Exercise instructions:
Find every line with "BINANCE" in it, then report how many there are and nothing more.

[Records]
#####

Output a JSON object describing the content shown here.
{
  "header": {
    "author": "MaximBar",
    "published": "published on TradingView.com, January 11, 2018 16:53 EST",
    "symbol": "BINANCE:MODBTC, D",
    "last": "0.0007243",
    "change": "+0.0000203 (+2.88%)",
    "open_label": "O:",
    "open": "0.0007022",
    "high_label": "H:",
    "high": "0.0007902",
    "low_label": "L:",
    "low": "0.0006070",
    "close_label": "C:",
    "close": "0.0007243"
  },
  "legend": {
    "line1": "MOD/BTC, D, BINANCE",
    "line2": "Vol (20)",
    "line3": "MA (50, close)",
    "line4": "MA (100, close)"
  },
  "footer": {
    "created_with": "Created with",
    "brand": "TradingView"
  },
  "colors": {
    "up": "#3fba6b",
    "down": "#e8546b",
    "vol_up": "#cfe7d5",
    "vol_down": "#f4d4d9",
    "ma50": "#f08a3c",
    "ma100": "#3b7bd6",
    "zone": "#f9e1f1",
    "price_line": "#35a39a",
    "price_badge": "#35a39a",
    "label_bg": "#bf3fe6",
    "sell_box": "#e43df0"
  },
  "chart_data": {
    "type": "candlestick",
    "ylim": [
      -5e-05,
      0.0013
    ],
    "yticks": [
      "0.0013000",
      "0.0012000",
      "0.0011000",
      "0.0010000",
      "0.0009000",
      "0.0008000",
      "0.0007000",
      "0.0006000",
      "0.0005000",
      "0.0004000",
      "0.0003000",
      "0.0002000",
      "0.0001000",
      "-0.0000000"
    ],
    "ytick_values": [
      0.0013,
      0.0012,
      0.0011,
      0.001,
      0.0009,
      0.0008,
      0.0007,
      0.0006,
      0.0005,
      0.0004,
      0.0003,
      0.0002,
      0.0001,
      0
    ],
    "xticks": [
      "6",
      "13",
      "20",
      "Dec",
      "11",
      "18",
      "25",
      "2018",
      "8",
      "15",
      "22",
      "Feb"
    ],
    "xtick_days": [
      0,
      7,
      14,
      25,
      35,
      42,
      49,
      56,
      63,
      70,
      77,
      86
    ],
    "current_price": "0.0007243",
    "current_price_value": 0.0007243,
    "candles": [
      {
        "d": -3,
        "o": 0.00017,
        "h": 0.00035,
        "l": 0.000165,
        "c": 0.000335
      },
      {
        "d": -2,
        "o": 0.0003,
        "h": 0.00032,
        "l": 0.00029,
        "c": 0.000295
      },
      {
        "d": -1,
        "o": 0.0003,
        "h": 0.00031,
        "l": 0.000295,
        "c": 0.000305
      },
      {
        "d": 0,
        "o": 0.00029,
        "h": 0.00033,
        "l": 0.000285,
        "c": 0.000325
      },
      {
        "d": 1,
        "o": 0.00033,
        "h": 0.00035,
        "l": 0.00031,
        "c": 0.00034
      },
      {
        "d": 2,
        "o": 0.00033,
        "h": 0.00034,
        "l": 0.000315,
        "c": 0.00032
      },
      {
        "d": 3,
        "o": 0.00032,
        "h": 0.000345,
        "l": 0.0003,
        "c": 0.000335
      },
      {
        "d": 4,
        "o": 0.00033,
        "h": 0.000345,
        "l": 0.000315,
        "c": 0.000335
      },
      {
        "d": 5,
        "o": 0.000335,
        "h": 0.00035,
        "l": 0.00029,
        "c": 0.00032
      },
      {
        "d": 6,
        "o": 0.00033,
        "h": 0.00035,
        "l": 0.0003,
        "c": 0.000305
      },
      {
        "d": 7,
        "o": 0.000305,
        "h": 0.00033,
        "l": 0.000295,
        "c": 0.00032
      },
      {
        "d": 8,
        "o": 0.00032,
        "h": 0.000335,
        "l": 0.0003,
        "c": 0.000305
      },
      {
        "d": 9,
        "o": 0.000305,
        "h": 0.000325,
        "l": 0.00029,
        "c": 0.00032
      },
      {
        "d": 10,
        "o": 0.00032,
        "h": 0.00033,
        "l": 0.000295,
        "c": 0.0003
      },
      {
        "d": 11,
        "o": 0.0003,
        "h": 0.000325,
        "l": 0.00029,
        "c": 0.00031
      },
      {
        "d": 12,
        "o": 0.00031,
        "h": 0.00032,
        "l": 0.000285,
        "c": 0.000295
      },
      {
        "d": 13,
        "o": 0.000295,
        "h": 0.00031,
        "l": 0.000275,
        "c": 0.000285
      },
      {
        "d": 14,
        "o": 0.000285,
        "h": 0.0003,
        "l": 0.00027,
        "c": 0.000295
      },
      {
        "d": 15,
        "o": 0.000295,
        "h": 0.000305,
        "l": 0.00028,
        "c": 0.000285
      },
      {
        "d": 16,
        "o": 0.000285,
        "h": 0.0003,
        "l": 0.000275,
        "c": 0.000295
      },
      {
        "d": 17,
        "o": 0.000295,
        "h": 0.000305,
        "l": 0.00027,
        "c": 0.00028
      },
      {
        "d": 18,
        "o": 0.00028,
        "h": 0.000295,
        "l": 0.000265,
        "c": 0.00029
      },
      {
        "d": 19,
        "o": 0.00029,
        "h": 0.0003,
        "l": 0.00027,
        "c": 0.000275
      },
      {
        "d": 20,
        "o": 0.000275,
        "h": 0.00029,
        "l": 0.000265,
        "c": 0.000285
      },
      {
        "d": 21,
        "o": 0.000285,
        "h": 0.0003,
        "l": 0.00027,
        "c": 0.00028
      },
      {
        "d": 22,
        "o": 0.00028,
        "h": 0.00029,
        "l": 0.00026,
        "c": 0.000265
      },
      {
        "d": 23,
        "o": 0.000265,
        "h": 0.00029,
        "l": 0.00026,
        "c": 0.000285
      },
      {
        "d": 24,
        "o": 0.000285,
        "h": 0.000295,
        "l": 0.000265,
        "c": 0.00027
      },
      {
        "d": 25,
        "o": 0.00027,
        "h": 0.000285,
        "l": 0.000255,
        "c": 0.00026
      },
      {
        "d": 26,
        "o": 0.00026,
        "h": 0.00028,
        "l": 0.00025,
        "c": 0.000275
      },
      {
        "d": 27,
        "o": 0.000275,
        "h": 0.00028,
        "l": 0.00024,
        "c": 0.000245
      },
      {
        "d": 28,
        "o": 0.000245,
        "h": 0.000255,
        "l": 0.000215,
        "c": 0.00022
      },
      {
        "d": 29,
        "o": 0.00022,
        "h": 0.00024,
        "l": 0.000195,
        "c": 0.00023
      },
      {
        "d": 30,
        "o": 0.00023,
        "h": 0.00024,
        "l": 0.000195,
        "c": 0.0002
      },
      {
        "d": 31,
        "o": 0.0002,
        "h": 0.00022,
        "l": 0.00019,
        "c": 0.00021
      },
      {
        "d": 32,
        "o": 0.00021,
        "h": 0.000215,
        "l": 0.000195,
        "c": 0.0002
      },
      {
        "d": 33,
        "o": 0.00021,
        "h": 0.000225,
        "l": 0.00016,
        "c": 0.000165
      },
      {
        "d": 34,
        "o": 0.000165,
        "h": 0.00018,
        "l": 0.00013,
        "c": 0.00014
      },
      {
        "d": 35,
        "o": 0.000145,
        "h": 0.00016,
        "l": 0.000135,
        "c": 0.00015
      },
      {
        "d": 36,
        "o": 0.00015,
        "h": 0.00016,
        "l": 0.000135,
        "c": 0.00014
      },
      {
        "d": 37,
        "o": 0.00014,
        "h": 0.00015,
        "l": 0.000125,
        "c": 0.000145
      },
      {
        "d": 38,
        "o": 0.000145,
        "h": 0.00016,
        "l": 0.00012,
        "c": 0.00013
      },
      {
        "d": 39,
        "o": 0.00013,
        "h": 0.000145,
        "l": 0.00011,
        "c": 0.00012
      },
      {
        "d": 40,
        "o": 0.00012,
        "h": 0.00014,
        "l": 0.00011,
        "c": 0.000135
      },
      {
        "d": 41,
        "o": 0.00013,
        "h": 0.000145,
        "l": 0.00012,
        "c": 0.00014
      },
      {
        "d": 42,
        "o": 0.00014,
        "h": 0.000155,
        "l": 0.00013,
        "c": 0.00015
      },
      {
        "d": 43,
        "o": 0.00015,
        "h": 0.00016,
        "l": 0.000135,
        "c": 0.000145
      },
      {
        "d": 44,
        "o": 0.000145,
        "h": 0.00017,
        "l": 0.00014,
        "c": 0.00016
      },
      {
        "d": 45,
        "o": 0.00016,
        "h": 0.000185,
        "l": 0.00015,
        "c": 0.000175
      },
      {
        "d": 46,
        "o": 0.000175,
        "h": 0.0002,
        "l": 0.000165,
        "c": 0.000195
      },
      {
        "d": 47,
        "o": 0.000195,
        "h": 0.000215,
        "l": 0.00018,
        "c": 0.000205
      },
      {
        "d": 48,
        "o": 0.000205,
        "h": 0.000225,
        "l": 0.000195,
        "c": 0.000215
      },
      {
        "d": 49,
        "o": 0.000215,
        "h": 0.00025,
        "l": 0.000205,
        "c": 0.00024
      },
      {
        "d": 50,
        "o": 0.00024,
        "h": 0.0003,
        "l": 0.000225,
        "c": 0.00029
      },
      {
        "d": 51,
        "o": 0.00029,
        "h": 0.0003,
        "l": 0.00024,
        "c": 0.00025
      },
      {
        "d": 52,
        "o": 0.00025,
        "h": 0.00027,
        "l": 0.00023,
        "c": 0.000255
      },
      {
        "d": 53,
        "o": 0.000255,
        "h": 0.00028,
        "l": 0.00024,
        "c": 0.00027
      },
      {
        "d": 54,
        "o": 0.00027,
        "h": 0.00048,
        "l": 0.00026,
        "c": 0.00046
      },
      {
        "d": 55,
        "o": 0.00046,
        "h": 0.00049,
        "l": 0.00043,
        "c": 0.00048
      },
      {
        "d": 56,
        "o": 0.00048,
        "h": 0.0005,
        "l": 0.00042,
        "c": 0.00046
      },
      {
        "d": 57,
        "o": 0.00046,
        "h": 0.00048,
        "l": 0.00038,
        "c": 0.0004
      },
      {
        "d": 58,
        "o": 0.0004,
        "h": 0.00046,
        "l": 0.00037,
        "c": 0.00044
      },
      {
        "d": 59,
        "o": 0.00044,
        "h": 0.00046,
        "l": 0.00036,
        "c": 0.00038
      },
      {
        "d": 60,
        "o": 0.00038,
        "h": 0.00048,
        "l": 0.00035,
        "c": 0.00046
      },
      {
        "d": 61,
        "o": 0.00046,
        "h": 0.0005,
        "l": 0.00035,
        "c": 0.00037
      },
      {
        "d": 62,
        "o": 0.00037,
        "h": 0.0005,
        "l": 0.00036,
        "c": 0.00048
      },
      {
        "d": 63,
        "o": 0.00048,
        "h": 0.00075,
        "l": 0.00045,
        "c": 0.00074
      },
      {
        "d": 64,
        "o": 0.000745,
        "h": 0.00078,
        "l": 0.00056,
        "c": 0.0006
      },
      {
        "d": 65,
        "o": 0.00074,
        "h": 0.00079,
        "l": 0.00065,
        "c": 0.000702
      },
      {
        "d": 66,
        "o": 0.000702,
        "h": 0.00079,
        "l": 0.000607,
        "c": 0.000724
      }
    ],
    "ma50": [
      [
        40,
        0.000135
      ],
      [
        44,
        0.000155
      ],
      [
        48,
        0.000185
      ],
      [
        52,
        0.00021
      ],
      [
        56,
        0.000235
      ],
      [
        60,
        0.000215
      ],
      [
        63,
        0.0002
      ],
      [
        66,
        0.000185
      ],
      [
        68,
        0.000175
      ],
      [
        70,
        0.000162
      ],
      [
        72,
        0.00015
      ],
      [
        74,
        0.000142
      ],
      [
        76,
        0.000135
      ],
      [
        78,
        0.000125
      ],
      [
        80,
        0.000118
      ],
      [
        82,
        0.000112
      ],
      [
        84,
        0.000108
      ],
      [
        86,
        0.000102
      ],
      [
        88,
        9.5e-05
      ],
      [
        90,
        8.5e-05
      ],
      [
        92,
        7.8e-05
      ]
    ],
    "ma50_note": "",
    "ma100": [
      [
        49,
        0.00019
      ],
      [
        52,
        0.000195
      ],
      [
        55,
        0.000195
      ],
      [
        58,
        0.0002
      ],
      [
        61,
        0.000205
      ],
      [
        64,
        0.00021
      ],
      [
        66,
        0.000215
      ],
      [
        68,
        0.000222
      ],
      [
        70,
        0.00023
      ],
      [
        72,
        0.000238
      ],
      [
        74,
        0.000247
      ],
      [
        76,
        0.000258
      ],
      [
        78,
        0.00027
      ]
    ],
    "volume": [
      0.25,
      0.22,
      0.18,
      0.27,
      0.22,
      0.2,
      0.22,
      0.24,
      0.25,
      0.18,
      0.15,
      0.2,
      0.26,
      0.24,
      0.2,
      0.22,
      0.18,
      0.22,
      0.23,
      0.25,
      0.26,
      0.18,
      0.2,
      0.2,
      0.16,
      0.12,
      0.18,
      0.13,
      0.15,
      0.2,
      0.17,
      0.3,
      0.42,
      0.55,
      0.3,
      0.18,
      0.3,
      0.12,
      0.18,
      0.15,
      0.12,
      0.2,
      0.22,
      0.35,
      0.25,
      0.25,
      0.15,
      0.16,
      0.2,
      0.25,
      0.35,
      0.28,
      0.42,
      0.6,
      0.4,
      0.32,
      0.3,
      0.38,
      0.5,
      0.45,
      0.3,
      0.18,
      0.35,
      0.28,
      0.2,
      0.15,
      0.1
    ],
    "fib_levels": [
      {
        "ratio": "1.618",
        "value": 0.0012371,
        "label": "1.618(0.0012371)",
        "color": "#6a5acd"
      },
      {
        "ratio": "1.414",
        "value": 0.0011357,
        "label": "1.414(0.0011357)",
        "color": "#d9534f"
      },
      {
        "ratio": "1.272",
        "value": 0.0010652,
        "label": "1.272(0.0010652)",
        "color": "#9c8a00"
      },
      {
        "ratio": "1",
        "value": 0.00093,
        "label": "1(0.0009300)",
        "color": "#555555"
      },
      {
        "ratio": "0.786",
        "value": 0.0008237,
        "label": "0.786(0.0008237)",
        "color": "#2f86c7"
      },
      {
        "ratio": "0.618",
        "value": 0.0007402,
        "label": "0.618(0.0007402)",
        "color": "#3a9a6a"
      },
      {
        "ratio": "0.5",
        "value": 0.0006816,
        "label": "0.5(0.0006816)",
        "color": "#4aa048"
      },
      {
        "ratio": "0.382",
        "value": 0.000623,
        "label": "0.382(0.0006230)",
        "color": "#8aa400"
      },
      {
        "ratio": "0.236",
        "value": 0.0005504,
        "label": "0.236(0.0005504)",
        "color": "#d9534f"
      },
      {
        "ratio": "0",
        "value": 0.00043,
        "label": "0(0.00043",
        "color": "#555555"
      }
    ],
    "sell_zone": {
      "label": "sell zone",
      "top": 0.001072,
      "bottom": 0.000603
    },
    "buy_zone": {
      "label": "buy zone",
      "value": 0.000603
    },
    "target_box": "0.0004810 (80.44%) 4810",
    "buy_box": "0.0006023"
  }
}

#####

Finished exercise:
2